Dataset records:

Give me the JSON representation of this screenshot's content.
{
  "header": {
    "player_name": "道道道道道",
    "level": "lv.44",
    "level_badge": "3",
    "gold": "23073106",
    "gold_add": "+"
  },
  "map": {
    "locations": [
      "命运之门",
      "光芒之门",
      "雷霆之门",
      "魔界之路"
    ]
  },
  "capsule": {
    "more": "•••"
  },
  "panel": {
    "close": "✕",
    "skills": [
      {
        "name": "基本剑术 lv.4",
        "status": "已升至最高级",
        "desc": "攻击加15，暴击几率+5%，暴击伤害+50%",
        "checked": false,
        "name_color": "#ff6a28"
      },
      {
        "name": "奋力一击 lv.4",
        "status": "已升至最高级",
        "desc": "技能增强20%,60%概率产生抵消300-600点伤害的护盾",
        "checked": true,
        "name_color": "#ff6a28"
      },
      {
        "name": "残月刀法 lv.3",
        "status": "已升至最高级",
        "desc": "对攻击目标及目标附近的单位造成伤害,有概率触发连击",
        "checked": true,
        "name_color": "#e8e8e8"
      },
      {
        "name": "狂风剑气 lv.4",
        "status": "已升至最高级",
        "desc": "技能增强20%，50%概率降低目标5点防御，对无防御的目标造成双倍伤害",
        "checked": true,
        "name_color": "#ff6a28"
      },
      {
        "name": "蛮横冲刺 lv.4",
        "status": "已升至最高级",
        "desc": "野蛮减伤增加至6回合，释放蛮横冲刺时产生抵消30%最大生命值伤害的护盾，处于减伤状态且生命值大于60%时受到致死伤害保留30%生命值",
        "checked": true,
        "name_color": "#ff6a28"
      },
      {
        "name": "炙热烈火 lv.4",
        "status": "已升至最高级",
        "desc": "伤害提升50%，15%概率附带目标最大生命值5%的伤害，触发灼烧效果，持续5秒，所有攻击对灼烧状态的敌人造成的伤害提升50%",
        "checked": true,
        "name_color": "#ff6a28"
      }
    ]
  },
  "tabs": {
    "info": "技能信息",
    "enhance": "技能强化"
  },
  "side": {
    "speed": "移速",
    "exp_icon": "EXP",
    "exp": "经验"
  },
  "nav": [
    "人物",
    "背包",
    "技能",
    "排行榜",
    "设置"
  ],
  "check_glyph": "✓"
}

## TASK BRIEF
Pull out each record as written and restate it exactly.

## ANSWER TO THIS PROBLEM
Give me the JSON representation of this screenshot's content.
{
  "header": {
    "player_name": "道道道道道",
    "level": "lv.44",
    "level_badge": "3",
    "gold": "23073106",
    "gold_add": "+"
  },
  "map": {
    "locations": [
      "命运之门",
      "光芒之门",
      "雷霆之门",
      "魔界之路"
    ]
  },
  "capsule": {
    "more": "•••"
  },
  "panel": {
    "close": "✕",
    "skills": [
      {
        "name": "基本剑术 lv.4",
        "status": "已升至最高级",
        "desc": "攻击加15，暴击几率+5%，暴击伤害+50%",
        "checked": false,
        "name_color": "#ff6a28"
      },
      {
        "name": "奋力一击 lv.4",
        "status": "已升至最高级",
        "desc": "技能增强20%,60%概率产生抵消300-600点伤害的护盾",
        "checked": true,
        "name_color": "#ff6a28"
      },
      {
        "name": "残月刀法 lv.3",
        "status": "已升至最高级",
        "desc": "对攻击目标及目标附近的单位造成伤害,有概率触发连击",
        "checked": true,
        "name_color": "#e8e8e8"
      },
      {
        "name": "狂风剑气 lv.4",
        "status": "已升至最高级",
        "desc": "技能增强20%，50%概率降低目标5点防御，对无防御的目标造成双倍伤害",
        "checked": true,
        "name_color": "#ff6a28"
      },
      {
        "name": "蛮横冲刺 lv.4",
        "status": "已升至最高级",
        "desc": "野蛮减伤增加至6回合，释放蛮横冲刺时产生抵消30%最大生命值伤害的护盾，处于减伤状态且生命值大于60%时受到致死伤害保留30%生命值",
        "checked": true,
        "name_color": "#ff6a28"
      },
      {
        "name": "炙热烈火 lv.4",
        "status": "已升至最高级",
        "desc": "伤害提升50%，15%概率附带目标最大生命值5%的伤害，触发灼烧效果，持续5秒，所有攻击对灼烧状态的敌人造成的伤害提升50%",
        "checked": true,
        "name_color": "#ff6a28"
      }
    ]
  },
  "tabs": {
    "info": "技能信息",
    "enhance": "技能强化"
  },
  "side": {
    "speed": "移速",
    "exp_icon": "EXP",
    "exp": "经验"
  },
  "nav": [
    "人物",
    "背包",
    "技能",
    "排行榜",
    "设置"
  ],
  "check_glyph": "✓"
}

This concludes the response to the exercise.